THE EXERCISE → Collect all lines containing the word "white" from the data.

:: GIVEN INFORMATION ::

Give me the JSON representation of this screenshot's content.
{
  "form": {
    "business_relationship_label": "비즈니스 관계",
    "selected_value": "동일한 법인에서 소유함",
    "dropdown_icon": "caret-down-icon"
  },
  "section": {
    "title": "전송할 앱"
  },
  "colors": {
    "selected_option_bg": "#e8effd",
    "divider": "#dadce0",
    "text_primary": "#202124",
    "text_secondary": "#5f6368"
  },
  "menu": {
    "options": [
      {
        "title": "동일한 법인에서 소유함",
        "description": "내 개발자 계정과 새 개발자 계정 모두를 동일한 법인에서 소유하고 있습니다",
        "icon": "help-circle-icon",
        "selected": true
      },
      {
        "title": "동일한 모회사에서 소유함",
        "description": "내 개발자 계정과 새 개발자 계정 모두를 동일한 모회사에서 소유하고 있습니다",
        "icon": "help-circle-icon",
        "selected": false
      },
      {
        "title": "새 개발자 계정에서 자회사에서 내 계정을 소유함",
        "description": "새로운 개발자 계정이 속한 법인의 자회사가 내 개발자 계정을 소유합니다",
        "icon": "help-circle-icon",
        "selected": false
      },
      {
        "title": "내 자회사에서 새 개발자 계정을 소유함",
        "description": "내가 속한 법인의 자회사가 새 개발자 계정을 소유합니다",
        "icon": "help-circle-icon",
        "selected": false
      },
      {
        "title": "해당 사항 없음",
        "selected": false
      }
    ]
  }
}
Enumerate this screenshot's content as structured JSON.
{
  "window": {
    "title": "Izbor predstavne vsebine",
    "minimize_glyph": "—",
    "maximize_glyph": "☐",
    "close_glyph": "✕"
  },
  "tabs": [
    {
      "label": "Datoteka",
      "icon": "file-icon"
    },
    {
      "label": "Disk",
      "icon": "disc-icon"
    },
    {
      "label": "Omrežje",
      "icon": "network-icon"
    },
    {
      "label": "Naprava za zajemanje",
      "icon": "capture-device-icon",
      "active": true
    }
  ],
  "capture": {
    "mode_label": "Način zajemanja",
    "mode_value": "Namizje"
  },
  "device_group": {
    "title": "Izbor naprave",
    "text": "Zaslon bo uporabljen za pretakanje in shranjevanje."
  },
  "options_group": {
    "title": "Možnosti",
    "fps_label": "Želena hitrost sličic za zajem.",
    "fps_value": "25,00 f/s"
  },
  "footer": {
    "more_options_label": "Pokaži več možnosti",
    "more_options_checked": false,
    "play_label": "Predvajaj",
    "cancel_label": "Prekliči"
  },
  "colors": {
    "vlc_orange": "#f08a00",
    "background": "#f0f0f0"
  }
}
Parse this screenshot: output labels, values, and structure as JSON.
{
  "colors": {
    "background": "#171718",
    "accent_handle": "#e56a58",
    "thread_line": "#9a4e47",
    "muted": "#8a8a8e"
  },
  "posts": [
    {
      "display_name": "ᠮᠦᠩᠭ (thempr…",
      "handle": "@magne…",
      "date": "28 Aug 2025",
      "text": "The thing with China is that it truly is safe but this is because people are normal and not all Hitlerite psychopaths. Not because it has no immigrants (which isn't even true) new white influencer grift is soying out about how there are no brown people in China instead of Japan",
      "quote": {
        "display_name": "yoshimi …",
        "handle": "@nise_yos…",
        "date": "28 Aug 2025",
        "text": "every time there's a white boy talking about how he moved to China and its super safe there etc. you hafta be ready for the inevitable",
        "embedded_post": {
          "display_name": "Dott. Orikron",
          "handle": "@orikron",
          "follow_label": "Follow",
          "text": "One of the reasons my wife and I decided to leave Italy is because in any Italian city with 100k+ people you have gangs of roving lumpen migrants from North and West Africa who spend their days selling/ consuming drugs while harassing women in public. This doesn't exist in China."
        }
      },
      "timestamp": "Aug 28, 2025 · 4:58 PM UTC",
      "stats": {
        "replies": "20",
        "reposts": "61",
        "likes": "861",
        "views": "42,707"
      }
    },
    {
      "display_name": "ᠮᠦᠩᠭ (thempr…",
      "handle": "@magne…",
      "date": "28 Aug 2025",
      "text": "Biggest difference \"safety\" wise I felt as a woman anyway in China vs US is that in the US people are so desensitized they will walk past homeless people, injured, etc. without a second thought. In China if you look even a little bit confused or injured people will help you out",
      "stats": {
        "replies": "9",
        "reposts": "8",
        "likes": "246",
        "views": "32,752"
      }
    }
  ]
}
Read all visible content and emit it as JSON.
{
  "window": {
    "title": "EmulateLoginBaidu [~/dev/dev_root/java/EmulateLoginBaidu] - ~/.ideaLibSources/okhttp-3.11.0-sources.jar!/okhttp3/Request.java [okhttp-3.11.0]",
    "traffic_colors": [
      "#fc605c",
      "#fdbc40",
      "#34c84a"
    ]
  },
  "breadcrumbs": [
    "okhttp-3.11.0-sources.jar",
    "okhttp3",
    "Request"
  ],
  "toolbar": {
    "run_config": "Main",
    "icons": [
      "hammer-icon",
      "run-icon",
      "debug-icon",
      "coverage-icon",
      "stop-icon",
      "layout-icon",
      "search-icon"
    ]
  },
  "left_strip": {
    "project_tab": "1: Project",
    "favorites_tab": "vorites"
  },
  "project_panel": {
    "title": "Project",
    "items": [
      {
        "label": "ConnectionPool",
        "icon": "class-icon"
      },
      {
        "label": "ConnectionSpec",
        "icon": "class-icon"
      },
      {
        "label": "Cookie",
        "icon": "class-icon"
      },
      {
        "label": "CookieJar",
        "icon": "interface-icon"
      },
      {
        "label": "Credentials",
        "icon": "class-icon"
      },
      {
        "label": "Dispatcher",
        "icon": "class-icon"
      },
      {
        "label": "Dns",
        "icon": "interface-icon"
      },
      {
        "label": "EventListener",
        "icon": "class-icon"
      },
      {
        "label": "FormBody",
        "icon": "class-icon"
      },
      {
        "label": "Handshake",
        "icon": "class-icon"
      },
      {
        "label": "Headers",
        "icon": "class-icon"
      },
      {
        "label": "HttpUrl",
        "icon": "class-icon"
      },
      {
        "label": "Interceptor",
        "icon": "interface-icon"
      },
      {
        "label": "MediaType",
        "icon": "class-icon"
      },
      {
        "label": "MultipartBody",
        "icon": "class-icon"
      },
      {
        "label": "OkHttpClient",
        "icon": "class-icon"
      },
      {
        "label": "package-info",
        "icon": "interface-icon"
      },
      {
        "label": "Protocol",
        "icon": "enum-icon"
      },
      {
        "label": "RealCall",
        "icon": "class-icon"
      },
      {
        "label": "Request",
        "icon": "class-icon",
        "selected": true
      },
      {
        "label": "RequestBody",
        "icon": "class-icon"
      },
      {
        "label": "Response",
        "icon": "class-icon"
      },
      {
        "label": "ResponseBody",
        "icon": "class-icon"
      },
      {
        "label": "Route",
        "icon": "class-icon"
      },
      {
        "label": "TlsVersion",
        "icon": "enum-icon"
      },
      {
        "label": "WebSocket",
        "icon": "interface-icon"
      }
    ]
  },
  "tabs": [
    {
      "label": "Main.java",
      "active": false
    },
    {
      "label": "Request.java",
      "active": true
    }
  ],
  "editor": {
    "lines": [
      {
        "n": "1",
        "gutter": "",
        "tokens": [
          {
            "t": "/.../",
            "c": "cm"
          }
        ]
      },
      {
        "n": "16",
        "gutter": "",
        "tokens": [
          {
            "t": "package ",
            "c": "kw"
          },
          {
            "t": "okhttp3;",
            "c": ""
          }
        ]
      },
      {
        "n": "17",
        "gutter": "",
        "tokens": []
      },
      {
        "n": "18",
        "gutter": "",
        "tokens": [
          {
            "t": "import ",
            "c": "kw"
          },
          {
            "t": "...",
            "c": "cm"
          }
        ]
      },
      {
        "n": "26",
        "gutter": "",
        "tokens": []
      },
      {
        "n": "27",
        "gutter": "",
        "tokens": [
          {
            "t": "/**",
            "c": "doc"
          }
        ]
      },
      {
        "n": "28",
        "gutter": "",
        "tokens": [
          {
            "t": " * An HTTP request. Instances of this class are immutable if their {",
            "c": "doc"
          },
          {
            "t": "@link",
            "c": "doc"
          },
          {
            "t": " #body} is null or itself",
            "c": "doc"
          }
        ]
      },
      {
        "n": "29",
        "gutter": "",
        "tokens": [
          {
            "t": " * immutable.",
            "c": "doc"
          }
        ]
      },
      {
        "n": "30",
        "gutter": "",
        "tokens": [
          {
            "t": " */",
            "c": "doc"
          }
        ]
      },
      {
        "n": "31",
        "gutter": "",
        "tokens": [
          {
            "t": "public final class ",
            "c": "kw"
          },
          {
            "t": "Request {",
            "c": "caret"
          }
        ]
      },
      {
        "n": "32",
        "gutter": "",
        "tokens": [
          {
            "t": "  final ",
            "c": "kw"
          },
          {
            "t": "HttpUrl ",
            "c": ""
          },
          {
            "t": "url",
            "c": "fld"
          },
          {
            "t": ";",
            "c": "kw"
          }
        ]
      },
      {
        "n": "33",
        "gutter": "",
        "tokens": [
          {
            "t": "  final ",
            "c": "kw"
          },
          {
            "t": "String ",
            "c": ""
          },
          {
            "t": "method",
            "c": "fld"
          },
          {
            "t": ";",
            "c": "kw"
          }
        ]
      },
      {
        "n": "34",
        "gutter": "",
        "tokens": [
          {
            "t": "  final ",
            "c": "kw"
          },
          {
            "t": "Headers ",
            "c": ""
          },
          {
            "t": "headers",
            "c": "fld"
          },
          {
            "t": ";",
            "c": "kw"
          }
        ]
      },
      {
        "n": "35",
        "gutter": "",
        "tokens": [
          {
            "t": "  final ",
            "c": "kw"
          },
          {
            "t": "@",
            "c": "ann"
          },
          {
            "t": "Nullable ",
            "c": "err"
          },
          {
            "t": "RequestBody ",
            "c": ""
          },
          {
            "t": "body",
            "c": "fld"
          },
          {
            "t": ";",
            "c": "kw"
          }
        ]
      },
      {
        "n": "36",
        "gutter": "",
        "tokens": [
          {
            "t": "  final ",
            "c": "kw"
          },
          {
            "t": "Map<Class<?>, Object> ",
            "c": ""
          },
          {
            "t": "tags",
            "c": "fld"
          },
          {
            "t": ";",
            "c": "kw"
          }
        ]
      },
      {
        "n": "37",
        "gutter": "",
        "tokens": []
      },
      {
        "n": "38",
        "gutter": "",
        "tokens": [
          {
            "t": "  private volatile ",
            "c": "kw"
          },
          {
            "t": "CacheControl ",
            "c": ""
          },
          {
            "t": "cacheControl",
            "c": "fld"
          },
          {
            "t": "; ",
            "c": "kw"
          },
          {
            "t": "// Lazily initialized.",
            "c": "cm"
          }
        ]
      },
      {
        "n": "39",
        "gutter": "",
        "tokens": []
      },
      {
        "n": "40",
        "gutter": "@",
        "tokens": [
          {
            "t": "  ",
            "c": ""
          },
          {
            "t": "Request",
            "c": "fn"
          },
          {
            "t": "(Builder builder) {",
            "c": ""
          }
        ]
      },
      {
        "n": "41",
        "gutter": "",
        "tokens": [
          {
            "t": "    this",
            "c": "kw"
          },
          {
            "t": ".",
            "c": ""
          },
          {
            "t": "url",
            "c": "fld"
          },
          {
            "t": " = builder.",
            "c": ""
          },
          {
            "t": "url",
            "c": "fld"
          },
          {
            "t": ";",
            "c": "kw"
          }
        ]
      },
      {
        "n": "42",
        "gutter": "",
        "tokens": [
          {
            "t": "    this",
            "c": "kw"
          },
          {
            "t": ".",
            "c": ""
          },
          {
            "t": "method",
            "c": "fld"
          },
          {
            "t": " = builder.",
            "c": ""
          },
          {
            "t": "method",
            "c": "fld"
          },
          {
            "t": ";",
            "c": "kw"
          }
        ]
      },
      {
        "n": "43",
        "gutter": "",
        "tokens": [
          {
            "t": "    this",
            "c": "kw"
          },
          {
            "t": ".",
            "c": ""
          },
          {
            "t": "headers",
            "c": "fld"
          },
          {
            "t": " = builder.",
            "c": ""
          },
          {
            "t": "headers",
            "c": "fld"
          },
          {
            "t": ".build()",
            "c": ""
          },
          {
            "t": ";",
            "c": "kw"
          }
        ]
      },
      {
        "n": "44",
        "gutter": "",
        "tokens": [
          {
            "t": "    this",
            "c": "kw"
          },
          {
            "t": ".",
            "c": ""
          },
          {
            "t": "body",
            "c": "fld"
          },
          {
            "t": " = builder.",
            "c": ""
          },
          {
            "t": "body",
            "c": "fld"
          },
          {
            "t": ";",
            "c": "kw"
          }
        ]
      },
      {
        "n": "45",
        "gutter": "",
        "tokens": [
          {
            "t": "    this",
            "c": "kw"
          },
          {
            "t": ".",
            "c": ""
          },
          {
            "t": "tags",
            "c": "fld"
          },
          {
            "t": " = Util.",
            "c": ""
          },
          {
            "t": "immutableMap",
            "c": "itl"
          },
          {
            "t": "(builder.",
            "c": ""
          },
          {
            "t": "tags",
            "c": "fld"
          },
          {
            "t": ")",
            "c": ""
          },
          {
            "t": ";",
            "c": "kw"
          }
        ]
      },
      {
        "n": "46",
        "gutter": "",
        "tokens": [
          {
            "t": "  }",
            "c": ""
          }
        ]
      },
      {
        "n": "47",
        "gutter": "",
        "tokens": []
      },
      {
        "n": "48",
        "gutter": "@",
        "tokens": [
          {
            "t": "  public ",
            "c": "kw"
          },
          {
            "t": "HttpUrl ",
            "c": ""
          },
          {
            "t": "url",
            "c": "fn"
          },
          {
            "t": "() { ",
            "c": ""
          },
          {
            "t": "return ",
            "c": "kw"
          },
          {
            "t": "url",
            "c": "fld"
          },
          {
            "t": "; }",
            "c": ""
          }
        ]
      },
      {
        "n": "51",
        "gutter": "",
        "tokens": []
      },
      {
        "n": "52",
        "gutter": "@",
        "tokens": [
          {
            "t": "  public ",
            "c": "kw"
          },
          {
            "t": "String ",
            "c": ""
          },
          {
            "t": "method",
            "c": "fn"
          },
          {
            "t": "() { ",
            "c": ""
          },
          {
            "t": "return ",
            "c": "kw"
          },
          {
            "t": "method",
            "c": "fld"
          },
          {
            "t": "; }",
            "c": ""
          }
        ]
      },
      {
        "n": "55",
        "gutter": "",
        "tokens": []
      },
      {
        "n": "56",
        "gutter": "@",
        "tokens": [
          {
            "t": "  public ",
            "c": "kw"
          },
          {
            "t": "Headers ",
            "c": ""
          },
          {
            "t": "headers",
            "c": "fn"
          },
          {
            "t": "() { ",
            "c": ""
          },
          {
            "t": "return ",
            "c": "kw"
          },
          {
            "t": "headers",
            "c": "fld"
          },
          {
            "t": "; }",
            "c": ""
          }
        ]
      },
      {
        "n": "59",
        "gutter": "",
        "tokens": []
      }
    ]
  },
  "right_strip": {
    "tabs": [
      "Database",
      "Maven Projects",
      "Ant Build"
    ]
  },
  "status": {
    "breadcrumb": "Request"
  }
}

:::

OUTPUT FOR THIS TASK →
      "text": "The thing with China is that it truly is safe but this is because people are normal and not all Hitlerite psychopaths. Not because it has no immigrants (which isn't even true) new white influencer grift is soying out about how there are no brown people in China instead of Japan",
        "text": "every time there's a white boy talking about how he moved to China and its super safe there etc. you hafta be ready for the inevitable",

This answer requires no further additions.